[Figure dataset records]
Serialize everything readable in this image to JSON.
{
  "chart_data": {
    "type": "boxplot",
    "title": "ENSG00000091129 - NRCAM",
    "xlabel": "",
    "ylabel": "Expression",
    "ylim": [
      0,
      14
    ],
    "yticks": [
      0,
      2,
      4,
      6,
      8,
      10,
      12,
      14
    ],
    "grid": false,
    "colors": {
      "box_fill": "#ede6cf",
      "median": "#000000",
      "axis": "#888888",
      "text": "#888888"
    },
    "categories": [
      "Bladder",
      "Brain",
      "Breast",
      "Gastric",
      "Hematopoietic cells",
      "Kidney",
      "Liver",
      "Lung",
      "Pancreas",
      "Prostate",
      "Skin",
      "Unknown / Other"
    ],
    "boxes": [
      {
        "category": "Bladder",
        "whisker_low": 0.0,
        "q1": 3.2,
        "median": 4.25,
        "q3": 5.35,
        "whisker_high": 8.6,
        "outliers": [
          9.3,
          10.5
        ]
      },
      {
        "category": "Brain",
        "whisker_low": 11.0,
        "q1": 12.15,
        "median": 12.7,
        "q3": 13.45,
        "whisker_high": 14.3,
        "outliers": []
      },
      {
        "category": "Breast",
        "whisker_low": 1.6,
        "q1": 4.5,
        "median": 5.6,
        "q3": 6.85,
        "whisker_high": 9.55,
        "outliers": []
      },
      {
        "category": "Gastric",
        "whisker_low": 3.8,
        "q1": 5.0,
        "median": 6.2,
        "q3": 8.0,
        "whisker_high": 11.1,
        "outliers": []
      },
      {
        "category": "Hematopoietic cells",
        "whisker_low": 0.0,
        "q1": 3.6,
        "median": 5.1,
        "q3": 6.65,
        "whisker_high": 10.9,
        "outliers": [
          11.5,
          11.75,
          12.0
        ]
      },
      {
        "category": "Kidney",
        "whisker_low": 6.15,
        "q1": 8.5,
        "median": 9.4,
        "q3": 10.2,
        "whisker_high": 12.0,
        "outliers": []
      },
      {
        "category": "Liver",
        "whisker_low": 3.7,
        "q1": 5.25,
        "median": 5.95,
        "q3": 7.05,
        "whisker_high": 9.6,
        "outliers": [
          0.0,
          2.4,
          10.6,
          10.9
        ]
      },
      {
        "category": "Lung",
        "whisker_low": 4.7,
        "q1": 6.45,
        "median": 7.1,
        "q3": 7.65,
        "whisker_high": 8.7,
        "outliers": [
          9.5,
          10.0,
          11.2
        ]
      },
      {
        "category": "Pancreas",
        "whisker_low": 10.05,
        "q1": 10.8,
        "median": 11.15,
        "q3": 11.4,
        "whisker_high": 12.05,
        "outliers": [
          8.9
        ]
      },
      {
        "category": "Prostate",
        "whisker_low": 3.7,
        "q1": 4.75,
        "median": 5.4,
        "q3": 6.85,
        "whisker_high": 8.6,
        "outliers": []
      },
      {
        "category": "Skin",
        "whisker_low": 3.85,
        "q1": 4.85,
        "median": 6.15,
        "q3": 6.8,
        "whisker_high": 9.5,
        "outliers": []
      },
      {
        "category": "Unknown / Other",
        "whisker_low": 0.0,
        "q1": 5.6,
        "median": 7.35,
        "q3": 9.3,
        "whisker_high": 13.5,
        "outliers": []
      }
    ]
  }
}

## What the task asks
Output the entries above word for word.

## Worked solution
Serialize everything readable in this image to JSON.
{
  "chart_data": {
    "type": "boxplot",
    "title": "ENSG00000091129 - NRCAM",
    "xlabel": "",
    "ylabel": "Expression",
    "ylim": [
      0,
      14
    ],
    "yticks": [
      0,
      2,
      4,
      6,
      8,
      10,
      12,
      14
    ],
    "grid": false,
    "colors": {
      "box_fill": "#ede6cf",
      "median": "#000000",
      "axis": "#888888",
      "text": "#888888"
    },
    "categories": [
      "Bladder",
      "Brain",
      "Breast",
      "Gastric",
      "Hematopoietic cells",
      "Kidney",
      "Liver",
      "Lung",
      "Pancreas",
      "Prostate",
      "Skin",
      "Unknown / Other"
    ],
    "boxes": [
      {
        "category": "Bladder",
        "whisker_low": 0.0,
        "q1": 3.2,
        "median": 4.25,
        "q3": 5.35,
        "whisker_high": 8.6,
        "outliers": [
          9.3,
          10.5
        ]
      },
      {
        "category": "Brain",
        "whisker_low": 11.0,
        "q1": 12.15,
        "median": 12.7,
        "q3": 13.45,
        "whisker_high": 14.3,
        "outliers": []
      },
      {
        "category": "Breast",
        "whisker_low": 1.6,
        "q1": 4.5,
        "median": 5.6,
        "q3": 6.85,
        "whisker_high": 9.55,
        "outliers": []
      },
      {
        "category": "Gastric",
        "whisker_low": 3.8,
        "q1": 5.0,
        "median": 6.2,
        "q3": 8.0,
        "whisker_high": 11.1,
        "outliers": []
      },
      {
        "category": "Hematopoietic cells",
        "whisker_low": 0.0,
        "q1": 3.6,
        "median": 5.1,
        "q3": 6.65,
        "whisker_high": 10.9,
        "outliers": [
          11.5,
          11.75,
          12.0
        ]
      },
      {
        "category": "Kidney",
        "whisker_low": 6.15,
        "q1": 8.5,
        "median": 9.4,
        "q3": 10.2,
        "whisker_high": 12.0,
        "outliers": []
      },
      {
        "category": "Liver",
        "whisker_low": 3.7,
        "q1": 5.25,
        "median": 5.95,
        "q3": 7.05,
        "whisker_high": 9.6,
        "outliers": [
          0.0,
          2.4,
          10.6,
          10.9
        ]
      },
      {
        "category": "Lung",
        "whisker_low": 4.7,
        "q1": 6.45,
        "median": 7.1,
        "q3": 7.65,
        "whisker_high": 8.7,
        "outliers": [
          9.5,
          10.0,
          11.2
        ]
      },
      {
        "category": "Pancreas",
        "whisker_low": 10.05,
        "q1": 10.8,
        "median": 11.15,
        "q3": 11.4,
        "whisker_high": 12.05,
        "outliers": [
          8.9
        ]
      },
      {
        "category": "Prostate",
        "whisker_low": 3.7,
        "q1": 4.75,
        "median": 5.4,
        "q3": 6.85,
        "whisker_high": 8.6,
        "outliers": []
      },
      {
        "category": "Skin",
        "whisker_low": 3.85,
        "q1": 4.85,
        "median": 6.15,
        "q3": 6.8,
        "whisker_high": 9.5,
        "outliers": []
      },
      {
        "category": "Unknown / Other",
        "whisker_low": 0.0,
        "q1": 5.6,
        "median": 7.35,
        "q3": 9.3,
        "whisker_high": 13.5,
        "outliers": []
      }
    ]
  }
}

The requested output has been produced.